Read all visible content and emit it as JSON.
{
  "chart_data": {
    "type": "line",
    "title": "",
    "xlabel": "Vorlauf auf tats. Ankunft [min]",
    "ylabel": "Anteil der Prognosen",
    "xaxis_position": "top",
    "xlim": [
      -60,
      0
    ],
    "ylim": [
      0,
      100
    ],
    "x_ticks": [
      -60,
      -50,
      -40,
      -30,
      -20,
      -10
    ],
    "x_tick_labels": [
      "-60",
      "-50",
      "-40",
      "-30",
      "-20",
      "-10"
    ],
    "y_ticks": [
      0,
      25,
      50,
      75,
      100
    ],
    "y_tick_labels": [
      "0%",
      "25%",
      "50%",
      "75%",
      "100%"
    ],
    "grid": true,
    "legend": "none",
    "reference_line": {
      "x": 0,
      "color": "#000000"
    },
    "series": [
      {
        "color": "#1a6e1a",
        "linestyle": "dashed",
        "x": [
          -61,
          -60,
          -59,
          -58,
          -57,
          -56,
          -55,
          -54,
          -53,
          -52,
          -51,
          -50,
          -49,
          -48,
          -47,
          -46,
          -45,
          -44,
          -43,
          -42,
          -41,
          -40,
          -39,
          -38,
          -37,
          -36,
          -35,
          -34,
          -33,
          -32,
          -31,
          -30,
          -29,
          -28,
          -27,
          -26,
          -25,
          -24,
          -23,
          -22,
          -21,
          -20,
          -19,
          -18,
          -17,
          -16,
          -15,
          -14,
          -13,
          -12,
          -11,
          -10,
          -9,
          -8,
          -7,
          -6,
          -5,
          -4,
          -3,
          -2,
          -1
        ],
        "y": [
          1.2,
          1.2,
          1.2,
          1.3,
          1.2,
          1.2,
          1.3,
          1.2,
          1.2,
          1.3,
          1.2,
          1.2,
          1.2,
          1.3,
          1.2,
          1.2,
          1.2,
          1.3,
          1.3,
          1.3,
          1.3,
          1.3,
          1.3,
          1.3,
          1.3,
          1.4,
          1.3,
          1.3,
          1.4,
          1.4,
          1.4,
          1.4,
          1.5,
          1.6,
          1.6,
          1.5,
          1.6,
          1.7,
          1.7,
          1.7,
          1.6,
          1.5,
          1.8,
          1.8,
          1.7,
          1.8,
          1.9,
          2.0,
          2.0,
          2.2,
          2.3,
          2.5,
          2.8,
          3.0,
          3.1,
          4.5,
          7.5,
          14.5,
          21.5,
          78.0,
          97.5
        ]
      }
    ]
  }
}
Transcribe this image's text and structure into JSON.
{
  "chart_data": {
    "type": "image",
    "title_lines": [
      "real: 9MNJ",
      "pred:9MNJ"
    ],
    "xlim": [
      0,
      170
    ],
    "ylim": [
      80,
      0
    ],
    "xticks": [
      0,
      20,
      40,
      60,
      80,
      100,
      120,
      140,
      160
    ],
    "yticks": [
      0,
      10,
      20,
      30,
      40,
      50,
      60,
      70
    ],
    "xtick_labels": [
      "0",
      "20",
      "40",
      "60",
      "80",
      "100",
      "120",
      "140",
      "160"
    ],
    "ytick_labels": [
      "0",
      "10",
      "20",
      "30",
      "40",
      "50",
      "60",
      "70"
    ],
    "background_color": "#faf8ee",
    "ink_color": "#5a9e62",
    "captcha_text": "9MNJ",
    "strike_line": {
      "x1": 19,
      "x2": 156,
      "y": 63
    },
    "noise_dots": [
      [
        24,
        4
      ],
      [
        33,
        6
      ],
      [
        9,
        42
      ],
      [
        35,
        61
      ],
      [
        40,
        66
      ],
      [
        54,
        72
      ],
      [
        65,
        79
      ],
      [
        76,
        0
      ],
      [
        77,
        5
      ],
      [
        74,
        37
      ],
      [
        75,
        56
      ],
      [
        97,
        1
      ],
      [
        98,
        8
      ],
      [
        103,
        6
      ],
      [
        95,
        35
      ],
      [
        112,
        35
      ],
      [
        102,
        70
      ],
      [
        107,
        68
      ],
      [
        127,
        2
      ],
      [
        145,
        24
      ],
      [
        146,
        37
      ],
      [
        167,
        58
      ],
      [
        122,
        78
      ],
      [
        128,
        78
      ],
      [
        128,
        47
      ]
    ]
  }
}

◆ Exercise task: Reproduce each entry exactly, leaving out nothing.

◆ The completed task:
Read all visible content and emit it as JSON.
{
  "chart_data": {
    "type": "line",
    "title": "",
    "xlabel": "Vorlauf auf tats. Ankunft [min]",
    "ylabel": "Anteil der Prognosen",
    "xaxis_position": "top",
    "xlim": [
      -60,
      0
    ],
    "ylim": [
      0,
      100
    ],
    "x_ticks": [
      -60,
      -50,
      -40,
      -30,
      -20,
      -10
    ],
    "x_tick_labels": [
      "-60",
      "-50",
      "-40",
      "-30",
      "-20",
      "-10"
    ],
    "y_ticks": [
      0,
      25,
      50,
      75,
      100
    ],
    "y_tick_labels": [
      "0%",
      "25%",
      "50%",
      "75%",
      "100%"
    ],
    "grid": true,
    "legend": "none",
    "reference_line": {
      "x": 0,
      "color": "#000000"
    },
    "series": [
      {
        "color": "#1a6e1a",
        "linestyle": "dashed",
        "x": [
          -61,
          -60,
          -59,
          -58,
          -57,
          -56,
          -55,
          -54,
          -53,
          -52,
          -51,
          -50,
          -49,
          -48,
          -47,
          -46,
          -45,
          -44,
          -43,
          -42,
          -41,
          -40,
          -39,
          -38,
          -37,
          -36,
          -35,
          -34,
          -33,
          -32,
          -31,
          -30,
          -29,
          -28,
          -27,
          -26,
          -25,
          -24,
          -23,
          -22,
          -21,
          -20,
          -19,
          -18,
          -17,
          -16,
          -15,
          -14,
          -13,
          -12,
          -11,
          -10,
          -9,
          -8,
          -7,
          -6,
          -5,
          -4,
          -3,
          -2,
          -1
        ],
        "y": [
          1.2,
          1.2,
          1.2,
          1.3,
          1.2,
          1.2,
          1.3,
          1.2,
          1.2,
          1.3,
          1.2,
          1.2,
          1.2,
          1.3,
          1.2,
          1.2,
          1.2,
          1.3,
          1.3,
          1.3,
          1.3,
          1.3,
          1.3,
          1.3,
          1.3,
          1.4,
          1.3,
          1.3,
          1.4,
          1.4,
          1.4,
          1.4,
          1.5,
          1.6,
          1.6,
          1.5,
          1.6,
          1.7,
          1.7,
          1.7,
          1.6,
          1.5,
          1.8,
          1.8,
          1.7,
          1.8,
          1.9,
          2.0,
          2.0,
          2.2,
          2.3,
          2.5,
          2.8,
          3.0,
          3.1,
          4.5,
          7.5,
          14.5,
          21.5,
          78.0,
          97.5
        ]
      }
    ]
  }
}
Transcribe this image's text and structure into JSON.
{
  "chart_data": {
    "type": "image",
    "title_lines": [
      "real: 9MNJ",
      "pred:9MNJ"
    ],
    "xlim": [
      0,
      170
    ],
    "ylim": [
      80,
      0
    ],
    "xticks": [
      0,
      20,
      40,
      60,
      80,
      100,
      120,
      140,
      160
    ],
    "yticks": [
      0,
      10,
      20,
      30,
      40,
      50,
      60,
      70
    ],
    "xtick_labels": [
      "0",
      "20",
      "40",
      "60",
      "80",
      "100",
      "120",
      "140",
      "160"
    ],
    "ytick_labels": [
      "0",
      "10",
      "20",
      "30",
      "40",
      "50",
      "60",
      "70"
    ],
    "background_color": "#faf8ee",
    "ink_color": "#5a9e62",
    "captcha_text": "9MNJ",
    "strike_line": {
      "x1": 19,
      "x2": 156,
      "y": 63
    },
    "noise_dots": [
      [
        24,
        4
      ],
      [
        33,
        6
      ],
      [
        9,
        42
      ],
      [
        35,
        61
      ],
      [
        40,
        66
      ],
      [
        54,
        72
      ],
      [
        65,
        79
      ],
      [
        76,
        0
      ],
      [
        77,
        5
      ],
      [
        74,
        37
      ],
      [
        75,
        56
      ],
      [
        97,
        1
      ],
      [
        98,
        8
      ],
      [
        103,
        6
      ],
      [
        95,
        35
      ],
      [
        112,
        35
      ],
      [
        102,
        70
      ],
      [
        107,
        68
      ],
      [
        127,
        2
      ],
      [
        145,
        24
      ],
      [
        146,
        37
      ],
      [
        167,
        58
      ],
      [
        122,
        78
      ],
      [
        128,
        78
      ],
      [
        128,
        47
      ]
    ]
  }
}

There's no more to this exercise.